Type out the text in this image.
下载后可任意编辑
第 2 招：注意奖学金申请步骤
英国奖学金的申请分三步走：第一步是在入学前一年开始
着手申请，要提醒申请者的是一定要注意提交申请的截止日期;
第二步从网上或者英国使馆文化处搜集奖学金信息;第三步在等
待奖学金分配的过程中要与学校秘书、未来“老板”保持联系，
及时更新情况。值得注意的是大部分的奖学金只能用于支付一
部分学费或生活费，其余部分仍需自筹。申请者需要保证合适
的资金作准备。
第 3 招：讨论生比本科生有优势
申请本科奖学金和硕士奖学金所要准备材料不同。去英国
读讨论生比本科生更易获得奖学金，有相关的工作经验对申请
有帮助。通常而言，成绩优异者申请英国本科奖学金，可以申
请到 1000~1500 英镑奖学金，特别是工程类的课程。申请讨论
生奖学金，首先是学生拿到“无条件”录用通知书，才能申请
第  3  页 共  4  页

=-=-=-=-=

Do this:
Each line of the listing should be echoed back exactly.

The result:
Type out the text in this image.
下载后可任意编辑
第 2 招：注意奖学金申请步骤
英国奖学金的申请分三步走：第一步是在入学前一年开始
着手申请，要提醒申请者的是一定要注意提交申请的截止日期;
第二步从网上或者英国使馆文化处搜集奖学金信息;第三步在等
待奖学金分配的过程中要与学校秘书、未来“老板”保持联系，
及时更新情况。值得注意的是大部分的奖学金只能用于支付一
部分学费或生活费，其余部分仍需自筹。申请者需要保证合适
的资金作准备。
第 3 招：讨论生比本科生有优势
申请本科奖学金和硕士奖学金所要准备材料不同。去英国
读讨论生比本科生更易获得奖学金，有相关的工作经验对申请
有帮助。通常而言，成绩优异者申请英国本科奖学金，可以申
请到 1000~1500 英镑奖学金，特别是工程类的课程。申请讨论
生奖学金，首先是学生拿到“无条件”录用通知书，才能申请
第  3  页 共  4  页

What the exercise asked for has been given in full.